- Document segment:
————————

Risk now can be assessed with an intuitively believable range from
"Extremely Low" to ":Extremely High" with a shift variable
whose value is in accordance with the qualifying terms as linguistic variables.
Evaluations of risk do not depend on artificially precise numbers for estimates
of probability within the range from .001 to .999 (±3σ from the
mean).
Evaluative risk assessment statements are obtained by polling people, expert
and otherwise, for their opinions. The resulting shift quantity can be given
some precision by predefined adjustment for each qualifying hedge to the
primary linguistic variables Low, Medium and High for the estimates of likelihood
and severity of effect. Such hedges are "fairly," "higher (than),"
"relatively," "lower (than)," "not," "pretty,"
"reasonably," "really," "slightly," "somewhat,"
"sort of," the previously stated "very," and "extremely."
Each of these is a specific lower or higher shift from Medium on the utility
graph. Several hedges also can be applied to the listed hedges, to incrementally
adjust the shift constant value for that primary hedge, to fill the range between
it and the next hedge. Other qualifying terms may be defined, of course, but
a reasonably limited set of defined hedges keeps the quantification process
from seeming overly contrived [Schmucker (Retruns to here_5.)].
Risk evaluators need to know the effect that terms in the hedge list will have
as a shift or offset from the primary terms and as "hedges to the
hedges" in the utility graph. Risk assessment expressions often used by
frequently polled persons may need calibration for their placement on the
graph with respect to the standard hedges. A standard list should be concurred
with by primary risk evaluators for words, rules, and shift effect.
It long has been known that probabilities combined with utilities provide the
utile (expected utility) for that combination. We cannot assign the true
probabilities for risky future events, so we are stuck with estimations of
possibility or plausibility along with their levels of
confidence. Propagation of probability quickly becomes mathematically
untenable when carried too far. In support of the described method, studies
have shown that an approach with poor scaling still yields better evaluations
than probability estimations [Sage/Palmer (Returns to here.)].
A powerful application for utility graphs uses the defined linguistic variables
from fuzzy logic to assess project element risk. Fuzzy set theory validates use
of linguistic variables for such scaling to assess risk, so it is used here only
to resolve the imprecision of natural language expressions. Evaluator responses
to a risk assessment questionnaire are translated with an appropriate risk aspect
utility graph into their risk element quantitative scores. Risk can be assigned
directly, or divided into the separate assessments of event likelihood and effect
severity.

————————

- Dataset section:
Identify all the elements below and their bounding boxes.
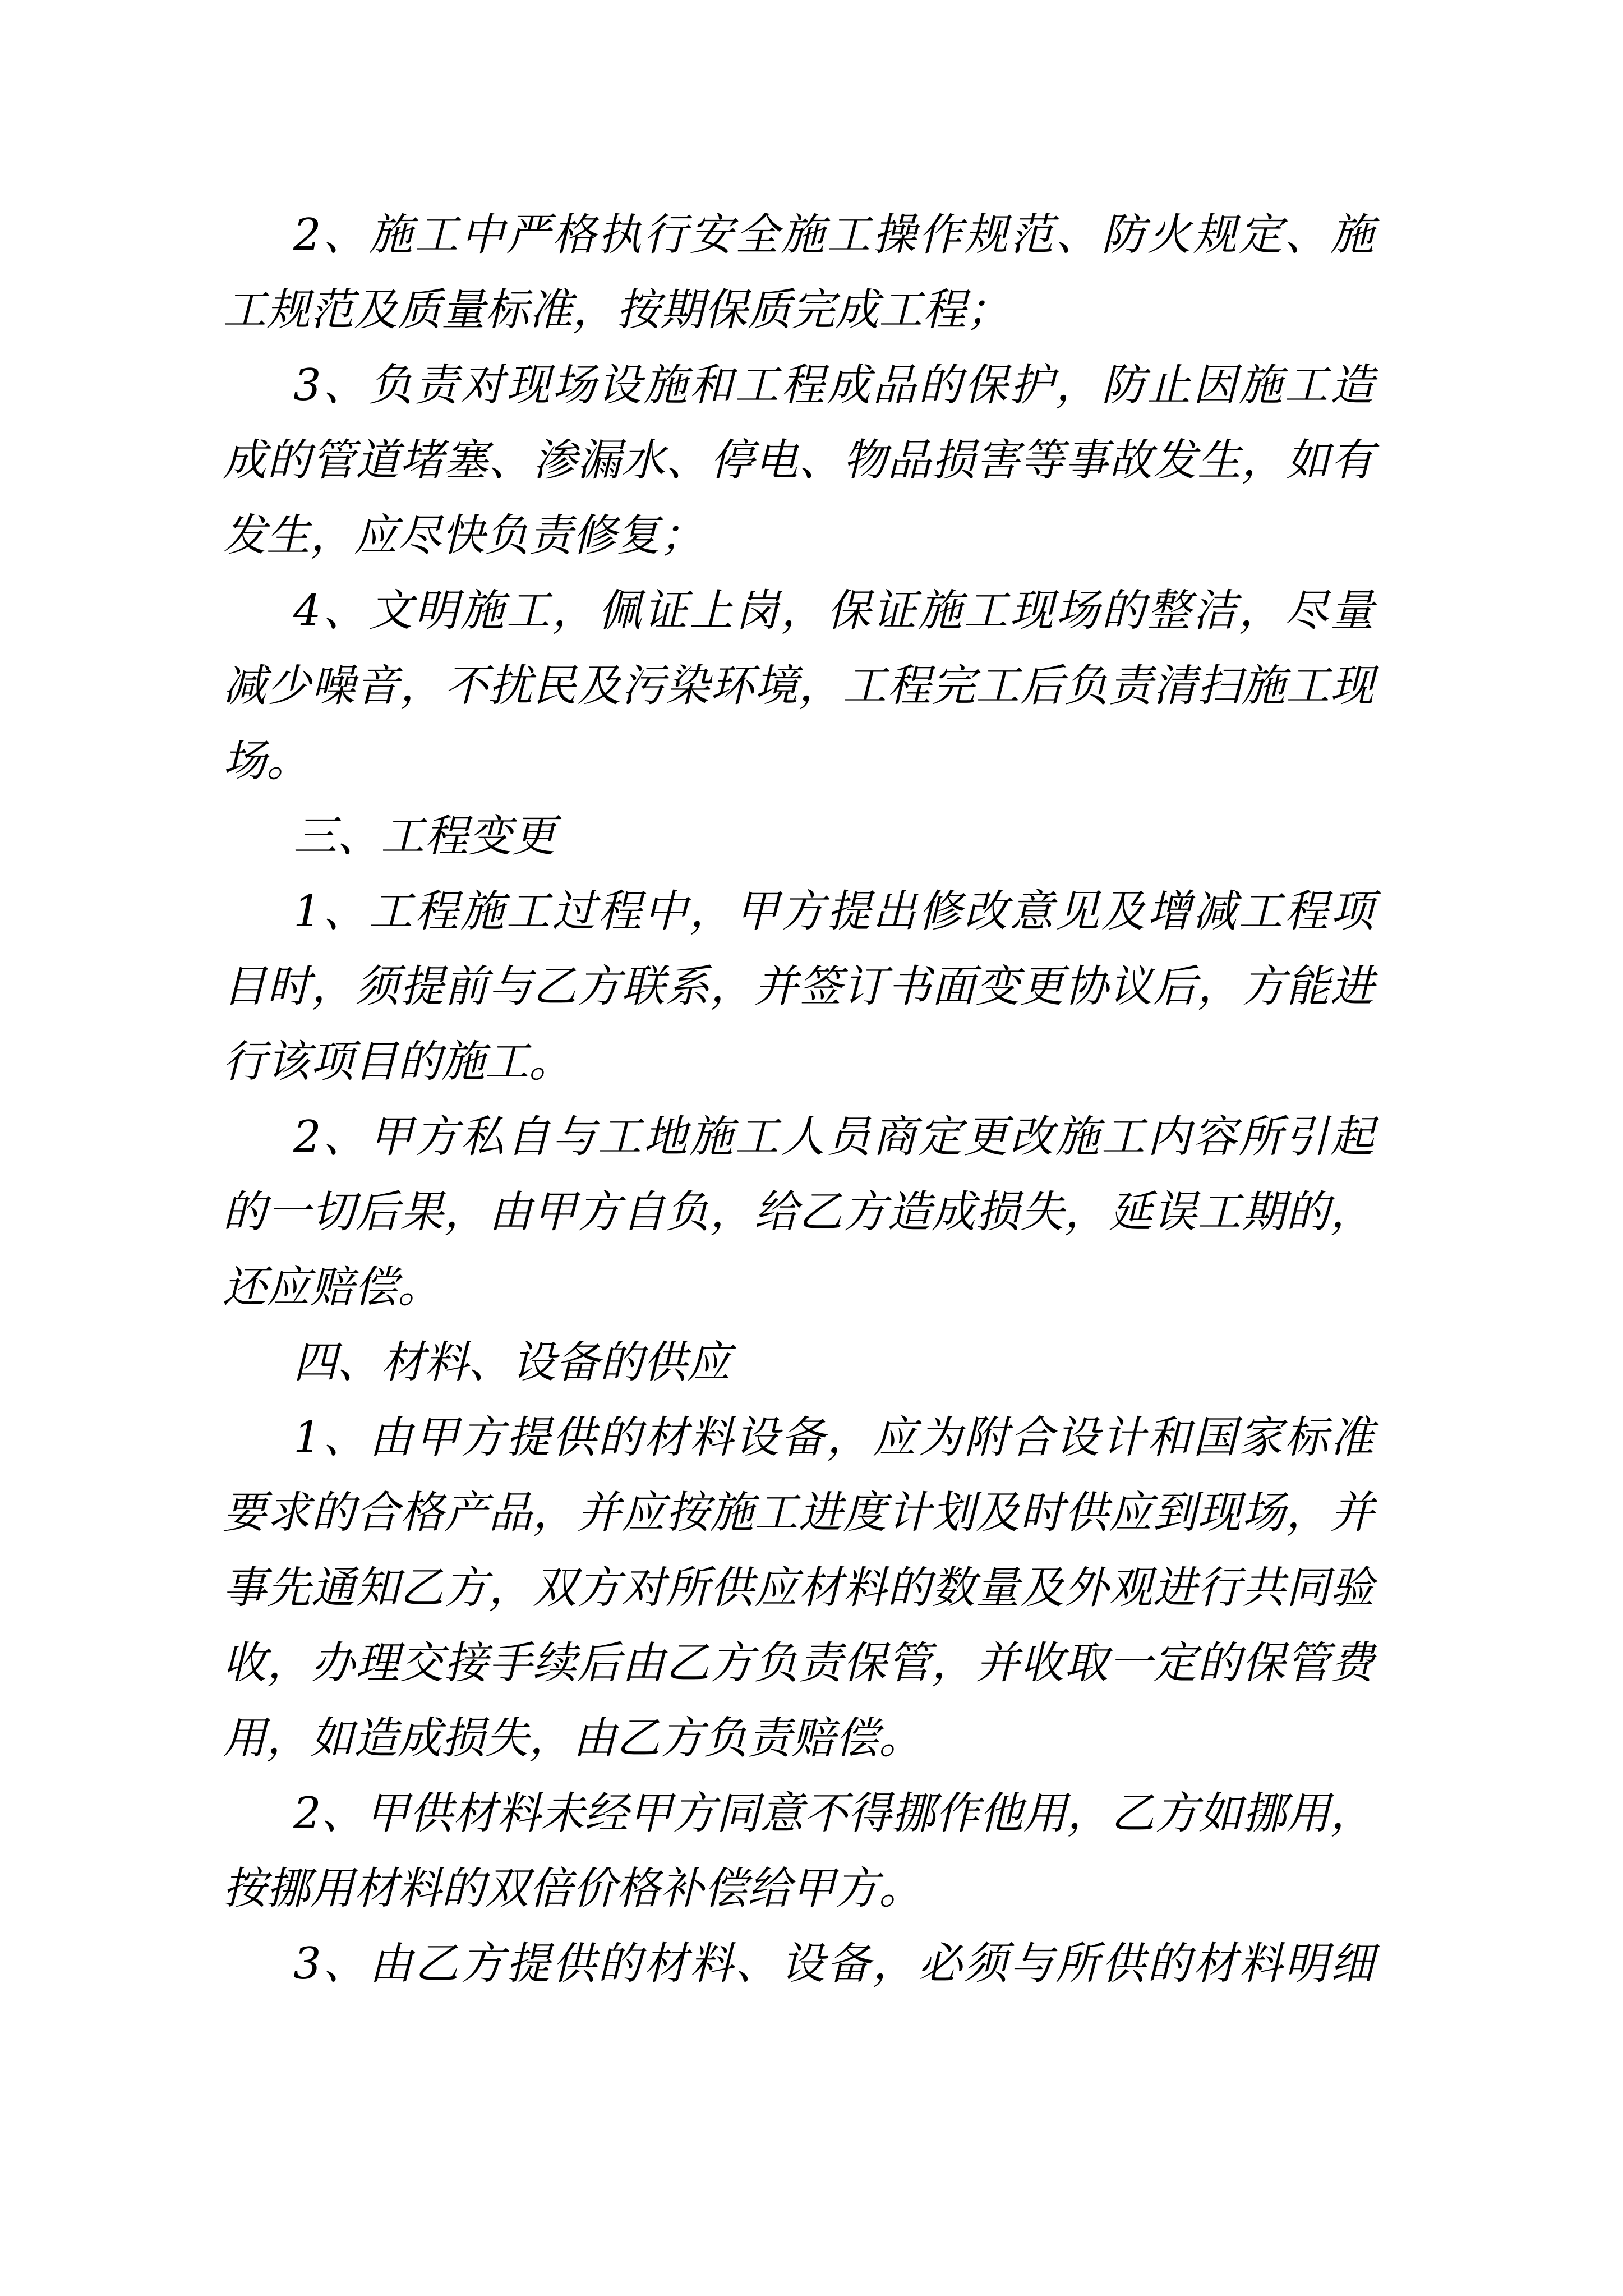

————————

- Exercise set:
1. Turn the paragraph of the risk assessment text that begins "Risk evaluators need to know" into a short bulleted list that keeps its main facts.
2. According to the risk assessment text, which three primary linguistic variables do the qualifying hedges adjust?
3. Continue the risk assessment text from the point where it stops.
The material plays no part in the tasks.

- Set of answers:
1.
- Risk evaluators must know how each term in the hedge list shifts or offsets the primary terms, including when hedges are applied to other hedges on the utility graph.
- Risk expressions often used by frequently polled people may need calibrating so they sit correctly on the graph relative to the standard hedges.
- Primary risk evaluators should agree on a standard list of words, rules, and shift effect.

2. Low, Medium and High.

3.
Utility scoring is inversely proportional to measured or estimated risk,
to represent an evaluation of "goodness," so higher risk properly
earns a lower score. See Figure 4 for a depiction of varied range shifts from
the different defined primary hedge terms. A balanced set of hedge terms for
Low and High on each side of Medium makes the ordinal scale input points on
the utility graph. The straight line provides the translation from linguistic
variables to risk utility score range. The utility line is from the 100 score
"Extremely Low" to zero score "Extremely High" risk levels.
Primary risk assessment and hedge terms are tall normal distributions about
their central points with 3σ at each adjacent term's central point on the
graph. The hedge "extremely" defines a maximum shift of Low and High
primary terms to where their new central values on the graph are zero risk and
certain risk, respectively. The hedge "very" provides less shift in
the same direction such that the farthest 3σ value of the bell curve is
just within the bounds of the graph. The shifts occurring from the other
defined hedges are similarly imposed to accommodate ordinary industrial
discourse.
The assumption: Slight non-linearities in risk preference do not radically
alter the relationship of linguistic variables to expected utility.
Evaluator expressions with ranges should be narrow or the system level
assessment must be expressed in a very broad range. Combinations of all worst
and all best risk scores from the broad element input ranges to obtain are
summed to obtain a system score range. Central values determine the "most
likely" system score. The output range for a Medium risk assessment,
shown in Figure 4 with dashed lines to either side of 50, maintains the
concept of fuzziness or uncertainty of quantification.
The utility graph method is used in an identical manner to score uncertainty
for each element in the risk model. The graph abcissa is the ±adjustment
(i.e., 0 to 10) to the central score for establishing the worst/best element
values. Severity and likelihood scores for each element are combined with
weighted addition. Unless there is a compelling argument for a different bias,
recommended weighting is 0.5 for each. The weighted utility score provides the
essential figure of merit representing the risk assessed for each model element.
Risk aspect utility curves are reused in a Risk Model to provide consistency of
evaluation. An unique risk aspect utility curve is required only if decision
maker attitude changes radically with the specific element.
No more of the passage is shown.